● Short problem
Extract the lines that hold the string "разрешения".

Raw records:
"""

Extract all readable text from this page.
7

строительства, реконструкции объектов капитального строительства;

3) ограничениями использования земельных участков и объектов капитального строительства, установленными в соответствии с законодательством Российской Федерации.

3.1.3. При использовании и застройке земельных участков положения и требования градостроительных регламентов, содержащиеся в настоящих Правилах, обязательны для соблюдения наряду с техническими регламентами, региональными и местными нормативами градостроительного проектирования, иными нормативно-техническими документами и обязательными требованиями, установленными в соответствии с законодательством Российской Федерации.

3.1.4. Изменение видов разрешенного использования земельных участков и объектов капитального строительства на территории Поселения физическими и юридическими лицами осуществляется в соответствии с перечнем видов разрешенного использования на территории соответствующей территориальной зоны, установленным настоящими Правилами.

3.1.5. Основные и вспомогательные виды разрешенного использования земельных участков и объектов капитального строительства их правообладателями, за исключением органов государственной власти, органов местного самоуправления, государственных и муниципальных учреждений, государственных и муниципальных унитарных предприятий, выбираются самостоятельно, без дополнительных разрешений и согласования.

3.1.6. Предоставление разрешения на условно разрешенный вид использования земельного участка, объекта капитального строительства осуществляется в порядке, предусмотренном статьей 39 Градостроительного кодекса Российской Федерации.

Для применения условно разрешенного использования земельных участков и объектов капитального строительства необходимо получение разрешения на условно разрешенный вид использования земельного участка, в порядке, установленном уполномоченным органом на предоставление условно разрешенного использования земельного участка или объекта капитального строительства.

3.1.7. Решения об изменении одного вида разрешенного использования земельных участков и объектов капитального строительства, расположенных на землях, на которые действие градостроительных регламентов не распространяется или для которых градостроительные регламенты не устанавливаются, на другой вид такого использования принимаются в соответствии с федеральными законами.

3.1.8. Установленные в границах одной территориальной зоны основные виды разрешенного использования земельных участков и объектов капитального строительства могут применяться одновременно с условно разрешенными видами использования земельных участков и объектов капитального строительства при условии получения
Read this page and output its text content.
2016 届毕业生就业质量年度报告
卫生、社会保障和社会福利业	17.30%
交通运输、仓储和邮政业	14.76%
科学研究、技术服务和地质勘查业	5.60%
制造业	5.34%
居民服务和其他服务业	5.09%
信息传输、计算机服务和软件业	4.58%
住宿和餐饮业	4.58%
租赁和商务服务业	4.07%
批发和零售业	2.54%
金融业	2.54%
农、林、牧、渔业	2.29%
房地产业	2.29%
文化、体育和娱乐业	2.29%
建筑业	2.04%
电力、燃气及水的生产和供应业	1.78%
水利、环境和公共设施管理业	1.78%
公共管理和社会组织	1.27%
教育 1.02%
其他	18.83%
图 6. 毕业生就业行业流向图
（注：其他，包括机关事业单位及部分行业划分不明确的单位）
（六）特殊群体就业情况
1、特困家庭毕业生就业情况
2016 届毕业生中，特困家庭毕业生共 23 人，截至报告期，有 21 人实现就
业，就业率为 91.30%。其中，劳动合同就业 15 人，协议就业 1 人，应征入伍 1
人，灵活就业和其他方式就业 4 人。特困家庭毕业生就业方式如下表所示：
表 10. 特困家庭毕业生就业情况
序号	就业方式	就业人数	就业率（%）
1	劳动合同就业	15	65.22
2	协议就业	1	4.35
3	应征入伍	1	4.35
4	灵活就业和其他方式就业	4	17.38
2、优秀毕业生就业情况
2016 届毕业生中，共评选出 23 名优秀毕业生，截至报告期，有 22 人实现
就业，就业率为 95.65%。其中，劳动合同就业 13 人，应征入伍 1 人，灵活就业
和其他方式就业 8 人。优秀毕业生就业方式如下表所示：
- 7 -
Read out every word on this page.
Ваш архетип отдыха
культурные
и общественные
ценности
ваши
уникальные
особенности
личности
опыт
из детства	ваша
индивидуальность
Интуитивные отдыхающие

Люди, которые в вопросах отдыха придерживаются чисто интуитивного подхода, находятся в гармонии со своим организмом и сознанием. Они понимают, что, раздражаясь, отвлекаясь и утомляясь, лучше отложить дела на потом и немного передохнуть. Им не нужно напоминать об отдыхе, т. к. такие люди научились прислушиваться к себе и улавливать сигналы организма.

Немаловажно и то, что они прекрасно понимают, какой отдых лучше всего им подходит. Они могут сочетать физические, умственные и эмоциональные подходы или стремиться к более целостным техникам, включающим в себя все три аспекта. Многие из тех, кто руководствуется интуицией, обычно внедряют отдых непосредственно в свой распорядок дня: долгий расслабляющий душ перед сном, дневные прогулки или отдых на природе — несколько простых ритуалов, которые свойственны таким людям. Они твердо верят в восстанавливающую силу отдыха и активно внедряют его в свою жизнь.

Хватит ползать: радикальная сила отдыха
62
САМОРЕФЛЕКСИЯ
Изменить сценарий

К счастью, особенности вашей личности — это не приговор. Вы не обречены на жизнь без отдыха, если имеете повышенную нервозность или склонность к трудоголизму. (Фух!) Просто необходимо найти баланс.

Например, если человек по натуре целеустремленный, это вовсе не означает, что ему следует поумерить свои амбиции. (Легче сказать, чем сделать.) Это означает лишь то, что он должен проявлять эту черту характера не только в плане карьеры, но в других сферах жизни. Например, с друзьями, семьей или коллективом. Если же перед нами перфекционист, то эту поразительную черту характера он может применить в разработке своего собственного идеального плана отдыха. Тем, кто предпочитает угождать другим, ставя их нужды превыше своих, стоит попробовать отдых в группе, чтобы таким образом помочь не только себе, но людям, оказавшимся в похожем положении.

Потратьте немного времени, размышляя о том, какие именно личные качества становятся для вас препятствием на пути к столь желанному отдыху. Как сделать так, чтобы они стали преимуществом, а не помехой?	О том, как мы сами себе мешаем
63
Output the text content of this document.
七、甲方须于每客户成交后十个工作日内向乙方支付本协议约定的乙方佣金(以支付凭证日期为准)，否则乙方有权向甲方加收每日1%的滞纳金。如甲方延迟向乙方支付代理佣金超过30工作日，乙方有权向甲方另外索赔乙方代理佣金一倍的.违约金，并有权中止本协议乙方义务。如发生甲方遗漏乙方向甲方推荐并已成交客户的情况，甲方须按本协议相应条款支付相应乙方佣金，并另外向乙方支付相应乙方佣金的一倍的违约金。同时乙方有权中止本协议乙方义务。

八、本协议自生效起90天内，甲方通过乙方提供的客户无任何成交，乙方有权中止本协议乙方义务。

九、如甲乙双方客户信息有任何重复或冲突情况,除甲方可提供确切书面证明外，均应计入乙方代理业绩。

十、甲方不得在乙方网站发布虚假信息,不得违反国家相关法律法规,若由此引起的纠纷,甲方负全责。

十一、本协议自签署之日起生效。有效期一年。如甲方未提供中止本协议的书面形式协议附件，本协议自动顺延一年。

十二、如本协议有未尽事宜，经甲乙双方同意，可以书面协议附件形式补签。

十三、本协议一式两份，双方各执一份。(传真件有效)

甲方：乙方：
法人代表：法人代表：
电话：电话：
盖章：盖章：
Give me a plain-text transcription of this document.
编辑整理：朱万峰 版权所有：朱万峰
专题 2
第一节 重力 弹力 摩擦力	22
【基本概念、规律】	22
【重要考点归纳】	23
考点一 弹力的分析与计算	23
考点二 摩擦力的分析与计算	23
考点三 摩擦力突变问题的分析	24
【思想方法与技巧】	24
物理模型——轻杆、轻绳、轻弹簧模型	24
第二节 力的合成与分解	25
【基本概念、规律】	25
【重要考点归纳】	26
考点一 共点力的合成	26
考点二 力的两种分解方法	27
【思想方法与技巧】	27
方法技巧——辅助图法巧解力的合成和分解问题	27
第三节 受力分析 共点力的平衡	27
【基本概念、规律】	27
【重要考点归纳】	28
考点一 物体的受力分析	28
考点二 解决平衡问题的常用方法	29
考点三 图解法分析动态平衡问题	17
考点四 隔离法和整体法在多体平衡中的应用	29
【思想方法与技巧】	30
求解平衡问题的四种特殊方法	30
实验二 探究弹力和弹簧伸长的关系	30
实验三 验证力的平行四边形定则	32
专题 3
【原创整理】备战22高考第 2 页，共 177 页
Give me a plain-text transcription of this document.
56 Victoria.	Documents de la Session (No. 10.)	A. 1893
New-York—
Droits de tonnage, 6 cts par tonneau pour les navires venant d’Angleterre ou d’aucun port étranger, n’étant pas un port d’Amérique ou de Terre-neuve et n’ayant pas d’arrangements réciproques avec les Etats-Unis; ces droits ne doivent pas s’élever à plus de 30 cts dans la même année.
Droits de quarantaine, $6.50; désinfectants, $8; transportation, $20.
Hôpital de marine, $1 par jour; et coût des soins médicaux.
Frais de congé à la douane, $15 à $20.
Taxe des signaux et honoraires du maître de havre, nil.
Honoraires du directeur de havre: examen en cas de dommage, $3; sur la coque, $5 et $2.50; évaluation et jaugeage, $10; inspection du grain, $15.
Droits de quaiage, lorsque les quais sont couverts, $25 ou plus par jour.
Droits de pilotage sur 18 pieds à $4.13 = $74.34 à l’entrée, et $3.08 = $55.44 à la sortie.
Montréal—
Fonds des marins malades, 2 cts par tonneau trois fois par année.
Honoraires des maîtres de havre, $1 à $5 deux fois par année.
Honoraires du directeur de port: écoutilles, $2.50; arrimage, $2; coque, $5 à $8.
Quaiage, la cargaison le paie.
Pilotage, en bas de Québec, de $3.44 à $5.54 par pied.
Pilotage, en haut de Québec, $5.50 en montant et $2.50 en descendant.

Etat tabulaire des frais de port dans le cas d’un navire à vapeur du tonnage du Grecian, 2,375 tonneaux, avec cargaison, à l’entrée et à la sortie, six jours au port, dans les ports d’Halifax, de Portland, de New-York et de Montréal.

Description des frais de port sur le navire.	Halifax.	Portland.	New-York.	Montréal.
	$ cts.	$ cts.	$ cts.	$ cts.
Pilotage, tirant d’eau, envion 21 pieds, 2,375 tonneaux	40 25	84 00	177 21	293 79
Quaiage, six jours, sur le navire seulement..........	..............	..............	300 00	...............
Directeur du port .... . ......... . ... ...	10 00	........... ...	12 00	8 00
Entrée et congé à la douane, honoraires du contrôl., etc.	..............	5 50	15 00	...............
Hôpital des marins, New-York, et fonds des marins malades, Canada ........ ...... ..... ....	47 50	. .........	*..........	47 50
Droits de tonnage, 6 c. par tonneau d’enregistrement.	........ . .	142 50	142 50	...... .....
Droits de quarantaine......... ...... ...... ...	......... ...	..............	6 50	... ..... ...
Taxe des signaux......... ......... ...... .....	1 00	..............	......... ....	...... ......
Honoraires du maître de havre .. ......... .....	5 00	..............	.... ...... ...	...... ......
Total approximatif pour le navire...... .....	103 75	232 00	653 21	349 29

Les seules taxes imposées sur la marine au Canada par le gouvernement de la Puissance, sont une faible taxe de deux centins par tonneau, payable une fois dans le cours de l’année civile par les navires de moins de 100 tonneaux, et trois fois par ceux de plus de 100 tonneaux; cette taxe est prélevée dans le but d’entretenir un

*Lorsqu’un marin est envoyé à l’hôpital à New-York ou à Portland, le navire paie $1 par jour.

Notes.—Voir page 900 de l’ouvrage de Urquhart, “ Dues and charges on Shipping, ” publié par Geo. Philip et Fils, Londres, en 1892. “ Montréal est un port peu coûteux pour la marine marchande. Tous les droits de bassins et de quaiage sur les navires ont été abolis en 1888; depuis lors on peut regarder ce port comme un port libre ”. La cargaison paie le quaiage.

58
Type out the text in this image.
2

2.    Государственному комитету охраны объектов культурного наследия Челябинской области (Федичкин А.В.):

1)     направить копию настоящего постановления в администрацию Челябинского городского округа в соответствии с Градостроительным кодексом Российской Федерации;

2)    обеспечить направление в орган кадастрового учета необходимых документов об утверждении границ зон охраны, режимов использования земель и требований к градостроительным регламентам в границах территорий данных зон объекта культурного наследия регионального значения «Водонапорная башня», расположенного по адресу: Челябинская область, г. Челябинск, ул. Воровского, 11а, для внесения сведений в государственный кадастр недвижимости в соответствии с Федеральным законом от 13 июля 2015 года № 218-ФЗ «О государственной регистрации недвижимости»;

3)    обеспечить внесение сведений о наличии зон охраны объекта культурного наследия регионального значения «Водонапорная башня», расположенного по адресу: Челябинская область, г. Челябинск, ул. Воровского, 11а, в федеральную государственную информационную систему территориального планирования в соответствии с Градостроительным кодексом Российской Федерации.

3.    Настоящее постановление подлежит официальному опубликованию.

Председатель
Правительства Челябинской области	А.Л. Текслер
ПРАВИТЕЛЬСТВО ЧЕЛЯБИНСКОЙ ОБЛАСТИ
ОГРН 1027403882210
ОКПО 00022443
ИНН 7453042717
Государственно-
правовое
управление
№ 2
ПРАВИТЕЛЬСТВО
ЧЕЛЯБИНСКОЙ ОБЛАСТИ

"""

● Full solution
3.1.6. Предоставление разрешения на условно разрешенный вид использования земельного участка, объекта капитального строительства осуществляется в порядке, предусмотренном статьей 39 Градостроительного кодекса Российской Федерации.
Для применения условно разрешенного использования земельных участков и объектов капитального строительства необходимо получение разрешения на условно разрешенный вид использования земельного участка, в порядке, установленном уполномоченным органом на предоставление условно разрешенного использования земельного участка или объекта капитального строительства.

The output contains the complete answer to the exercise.